[MATERIAL PROVIDED]

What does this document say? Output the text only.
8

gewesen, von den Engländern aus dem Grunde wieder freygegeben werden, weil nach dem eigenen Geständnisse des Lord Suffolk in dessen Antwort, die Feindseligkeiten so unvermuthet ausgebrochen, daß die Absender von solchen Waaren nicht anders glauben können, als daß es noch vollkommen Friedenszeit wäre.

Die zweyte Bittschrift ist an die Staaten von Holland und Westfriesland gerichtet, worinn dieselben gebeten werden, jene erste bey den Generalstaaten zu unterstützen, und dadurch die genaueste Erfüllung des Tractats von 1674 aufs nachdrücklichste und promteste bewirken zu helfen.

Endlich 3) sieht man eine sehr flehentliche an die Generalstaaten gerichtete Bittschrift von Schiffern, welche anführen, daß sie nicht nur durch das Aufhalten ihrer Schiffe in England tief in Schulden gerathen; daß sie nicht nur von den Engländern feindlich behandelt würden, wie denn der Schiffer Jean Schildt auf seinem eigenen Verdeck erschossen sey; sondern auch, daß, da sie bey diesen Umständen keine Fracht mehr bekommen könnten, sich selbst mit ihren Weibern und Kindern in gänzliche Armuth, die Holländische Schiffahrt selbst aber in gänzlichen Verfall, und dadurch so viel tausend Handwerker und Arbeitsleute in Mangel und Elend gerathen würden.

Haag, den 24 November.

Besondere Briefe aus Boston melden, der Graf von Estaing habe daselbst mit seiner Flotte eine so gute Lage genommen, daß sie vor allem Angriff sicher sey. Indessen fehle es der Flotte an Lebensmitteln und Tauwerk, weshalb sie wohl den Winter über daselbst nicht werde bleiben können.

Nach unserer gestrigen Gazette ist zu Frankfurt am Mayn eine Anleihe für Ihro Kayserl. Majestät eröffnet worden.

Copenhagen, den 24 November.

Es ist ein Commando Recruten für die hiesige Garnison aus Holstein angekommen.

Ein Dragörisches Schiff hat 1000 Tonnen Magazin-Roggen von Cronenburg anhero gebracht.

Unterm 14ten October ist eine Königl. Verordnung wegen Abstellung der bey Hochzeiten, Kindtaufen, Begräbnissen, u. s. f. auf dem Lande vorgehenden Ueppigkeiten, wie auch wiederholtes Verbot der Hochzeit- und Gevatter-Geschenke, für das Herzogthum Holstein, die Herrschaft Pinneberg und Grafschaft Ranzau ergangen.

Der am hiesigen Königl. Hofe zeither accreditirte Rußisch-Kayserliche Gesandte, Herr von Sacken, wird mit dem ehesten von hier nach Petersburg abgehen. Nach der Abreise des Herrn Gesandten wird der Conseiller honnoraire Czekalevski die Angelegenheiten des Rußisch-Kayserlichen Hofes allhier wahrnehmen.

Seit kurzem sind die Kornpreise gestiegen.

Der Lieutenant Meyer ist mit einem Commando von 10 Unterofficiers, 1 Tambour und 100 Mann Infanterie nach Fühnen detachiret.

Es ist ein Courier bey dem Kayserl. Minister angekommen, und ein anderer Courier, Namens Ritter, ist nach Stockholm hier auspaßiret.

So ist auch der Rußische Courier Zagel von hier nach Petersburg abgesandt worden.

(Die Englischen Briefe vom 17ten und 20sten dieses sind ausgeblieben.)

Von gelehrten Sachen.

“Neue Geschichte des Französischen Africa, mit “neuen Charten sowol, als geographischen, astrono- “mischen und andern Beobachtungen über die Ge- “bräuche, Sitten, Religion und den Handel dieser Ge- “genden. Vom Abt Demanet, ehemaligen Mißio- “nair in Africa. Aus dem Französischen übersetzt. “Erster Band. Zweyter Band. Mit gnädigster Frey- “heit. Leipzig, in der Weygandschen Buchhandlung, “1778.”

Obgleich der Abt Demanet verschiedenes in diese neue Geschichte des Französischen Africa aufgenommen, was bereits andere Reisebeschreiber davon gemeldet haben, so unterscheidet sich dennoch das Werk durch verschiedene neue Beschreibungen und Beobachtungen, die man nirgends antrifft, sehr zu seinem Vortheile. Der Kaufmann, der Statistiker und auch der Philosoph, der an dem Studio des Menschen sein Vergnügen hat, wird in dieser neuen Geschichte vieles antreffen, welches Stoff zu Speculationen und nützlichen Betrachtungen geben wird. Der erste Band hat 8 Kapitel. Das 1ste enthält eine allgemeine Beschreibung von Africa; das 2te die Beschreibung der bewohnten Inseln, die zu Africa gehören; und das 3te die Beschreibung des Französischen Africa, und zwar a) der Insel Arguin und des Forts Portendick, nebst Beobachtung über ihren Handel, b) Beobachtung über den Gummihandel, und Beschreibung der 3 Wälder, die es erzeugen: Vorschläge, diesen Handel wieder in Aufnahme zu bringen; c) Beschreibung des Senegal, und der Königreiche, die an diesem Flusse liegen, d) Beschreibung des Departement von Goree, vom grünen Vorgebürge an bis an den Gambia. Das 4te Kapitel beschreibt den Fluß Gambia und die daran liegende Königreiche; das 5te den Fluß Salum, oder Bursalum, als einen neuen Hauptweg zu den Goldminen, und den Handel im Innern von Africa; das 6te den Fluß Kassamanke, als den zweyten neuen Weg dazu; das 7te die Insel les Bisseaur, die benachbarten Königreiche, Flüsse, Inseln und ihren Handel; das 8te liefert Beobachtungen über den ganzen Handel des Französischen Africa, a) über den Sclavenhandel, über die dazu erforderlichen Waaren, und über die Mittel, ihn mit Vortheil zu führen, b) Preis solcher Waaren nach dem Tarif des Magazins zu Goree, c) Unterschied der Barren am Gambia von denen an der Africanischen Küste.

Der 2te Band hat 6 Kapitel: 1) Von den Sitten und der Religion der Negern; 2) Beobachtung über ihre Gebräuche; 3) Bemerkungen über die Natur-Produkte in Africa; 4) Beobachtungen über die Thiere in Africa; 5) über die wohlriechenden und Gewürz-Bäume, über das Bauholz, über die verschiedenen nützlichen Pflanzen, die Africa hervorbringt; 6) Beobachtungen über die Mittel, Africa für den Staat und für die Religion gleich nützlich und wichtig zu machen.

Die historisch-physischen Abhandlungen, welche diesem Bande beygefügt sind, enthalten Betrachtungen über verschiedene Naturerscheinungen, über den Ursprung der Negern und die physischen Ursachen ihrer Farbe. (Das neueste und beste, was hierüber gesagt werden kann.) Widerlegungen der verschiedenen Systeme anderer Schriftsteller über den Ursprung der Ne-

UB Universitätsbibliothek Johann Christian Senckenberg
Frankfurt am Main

[/MATERIAL PROVIDED]

== WHAT IS REQUIRED ==
Pull from the data each line where the string "Frankfurt" turns up.

== REPLY ==
Nach unserer gestrigen Gazette ist zu Frankfurt am Mayn eine Anleihe für Ihro Kayserl. Majestät eröffnet worden.
Frankfurt am Main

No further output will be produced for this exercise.